* **What is required**
Identify each line below that contains the word "title", and copy it out.

* **Extracted data**
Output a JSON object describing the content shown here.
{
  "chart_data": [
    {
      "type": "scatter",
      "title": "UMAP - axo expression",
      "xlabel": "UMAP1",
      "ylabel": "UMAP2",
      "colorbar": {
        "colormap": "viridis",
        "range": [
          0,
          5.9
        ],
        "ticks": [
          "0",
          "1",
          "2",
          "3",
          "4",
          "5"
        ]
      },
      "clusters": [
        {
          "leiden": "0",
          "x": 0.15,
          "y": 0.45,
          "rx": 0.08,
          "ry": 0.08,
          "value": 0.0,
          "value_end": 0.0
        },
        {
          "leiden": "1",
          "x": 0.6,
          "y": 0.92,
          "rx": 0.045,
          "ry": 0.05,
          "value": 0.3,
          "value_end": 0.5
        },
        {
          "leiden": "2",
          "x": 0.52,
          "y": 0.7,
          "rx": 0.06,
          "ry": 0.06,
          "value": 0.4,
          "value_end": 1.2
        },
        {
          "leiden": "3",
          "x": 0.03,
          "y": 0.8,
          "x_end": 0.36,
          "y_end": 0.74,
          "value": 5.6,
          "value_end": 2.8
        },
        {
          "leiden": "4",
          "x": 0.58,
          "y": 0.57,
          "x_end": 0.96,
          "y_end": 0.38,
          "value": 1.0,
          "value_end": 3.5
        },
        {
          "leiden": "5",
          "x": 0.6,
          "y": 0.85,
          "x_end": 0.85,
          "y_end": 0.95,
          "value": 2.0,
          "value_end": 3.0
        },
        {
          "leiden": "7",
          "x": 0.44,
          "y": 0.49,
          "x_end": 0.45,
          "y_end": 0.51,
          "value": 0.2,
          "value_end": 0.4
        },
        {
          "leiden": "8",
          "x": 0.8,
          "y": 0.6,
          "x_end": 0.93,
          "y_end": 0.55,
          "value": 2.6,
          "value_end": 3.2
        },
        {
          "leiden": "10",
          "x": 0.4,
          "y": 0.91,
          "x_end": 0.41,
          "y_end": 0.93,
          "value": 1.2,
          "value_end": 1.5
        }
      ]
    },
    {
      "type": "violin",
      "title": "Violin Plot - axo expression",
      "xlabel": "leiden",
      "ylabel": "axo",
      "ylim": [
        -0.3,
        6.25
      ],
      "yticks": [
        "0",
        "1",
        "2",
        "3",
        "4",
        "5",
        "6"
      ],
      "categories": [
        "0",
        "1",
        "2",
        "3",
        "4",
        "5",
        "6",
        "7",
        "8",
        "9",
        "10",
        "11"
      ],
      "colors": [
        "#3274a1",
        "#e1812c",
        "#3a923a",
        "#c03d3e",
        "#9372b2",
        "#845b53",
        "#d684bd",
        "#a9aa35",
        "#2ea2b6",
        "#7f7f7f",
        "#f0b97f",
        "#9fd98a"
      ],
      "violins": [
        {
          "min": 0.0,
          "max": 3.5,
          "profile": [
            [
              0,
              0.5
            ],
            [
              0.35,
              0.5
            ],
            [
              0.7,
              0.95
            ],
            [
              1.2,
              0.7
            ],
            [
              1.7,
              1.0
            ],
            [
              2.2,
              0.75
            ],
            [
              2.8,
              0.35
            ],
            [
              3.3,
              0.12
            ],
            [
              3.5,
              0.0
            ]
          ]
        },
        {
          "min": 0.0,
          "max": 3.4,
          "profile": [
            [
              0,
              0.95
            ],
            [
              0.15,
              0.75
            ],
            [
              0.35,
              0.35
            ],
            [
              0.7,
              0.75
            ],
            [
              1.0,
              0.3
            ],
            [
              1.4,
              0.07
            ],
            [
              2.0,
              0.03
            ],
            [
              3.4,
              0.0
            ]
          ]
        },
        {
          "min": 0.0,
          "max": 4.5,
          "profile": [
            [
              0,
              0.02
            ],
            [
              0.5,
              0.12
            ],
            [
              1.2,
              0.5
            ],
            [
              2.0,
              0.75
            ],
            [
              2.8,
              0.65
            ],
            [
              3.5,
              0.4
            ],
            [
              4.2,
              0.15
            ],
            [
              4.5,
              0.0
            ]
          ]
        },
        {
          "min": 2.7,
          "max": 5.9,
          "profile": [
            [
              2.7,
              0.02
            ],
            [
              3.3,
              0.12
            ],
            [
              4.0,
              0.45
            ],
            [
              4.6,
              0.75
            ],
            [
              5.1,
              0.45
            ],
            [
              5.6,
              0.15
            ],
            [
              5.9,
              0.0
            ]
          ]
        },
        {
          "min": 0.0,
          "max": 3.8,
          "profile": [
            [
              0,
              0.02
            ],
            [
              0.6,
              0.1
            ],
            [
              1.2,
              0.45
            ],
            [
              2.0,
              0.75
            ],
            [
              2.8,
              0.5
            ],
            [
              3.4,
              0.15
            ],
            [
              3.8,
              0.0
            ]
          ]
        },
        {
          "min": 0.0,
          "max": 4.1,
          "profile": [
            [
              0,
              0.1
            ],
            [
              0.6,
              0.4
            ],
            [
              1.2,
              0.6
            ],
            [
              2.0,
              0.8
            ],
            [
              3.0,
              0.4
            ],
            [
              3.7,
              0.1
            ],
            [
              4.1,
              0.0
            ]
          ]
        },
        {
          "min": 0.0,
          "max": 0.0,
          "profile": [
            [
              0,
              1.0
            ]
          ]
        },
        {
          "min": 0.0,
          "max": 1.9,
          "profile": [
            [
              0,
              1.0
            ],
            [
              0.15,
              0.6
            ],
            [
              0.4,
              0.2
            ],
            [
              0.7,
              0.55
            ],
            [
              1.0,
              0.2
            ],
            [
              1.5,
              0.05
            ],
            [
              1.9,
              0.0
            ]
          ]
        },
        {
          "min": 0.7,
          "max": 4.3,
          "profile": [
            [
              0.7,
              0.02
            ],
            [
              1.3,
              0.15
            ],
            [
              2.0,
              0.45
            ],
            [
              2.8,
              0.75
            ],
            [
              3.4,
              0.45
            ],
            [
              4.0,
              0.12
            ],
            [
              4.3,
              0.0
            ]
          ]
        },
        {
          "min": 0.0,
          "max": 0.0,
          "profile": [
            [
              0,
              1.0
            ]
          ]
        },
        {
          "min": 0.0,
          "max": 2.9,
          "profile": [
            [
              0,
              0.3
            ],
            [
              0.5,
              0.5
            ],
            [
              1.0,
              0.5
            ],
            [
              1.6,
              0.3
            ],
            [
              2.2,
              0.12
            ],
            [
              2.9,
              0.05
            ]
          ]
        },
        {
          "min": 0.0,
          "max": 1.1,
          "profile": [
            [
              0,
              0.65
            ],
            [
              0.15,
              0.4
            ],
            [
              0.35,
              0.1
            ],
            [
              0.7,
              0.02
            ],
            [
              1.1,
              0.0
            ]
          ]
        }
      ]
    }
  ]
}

* **Answer to the exercise**
      "title": "UMAP - axo expression",
      "title": "Violin Plot - axo expression",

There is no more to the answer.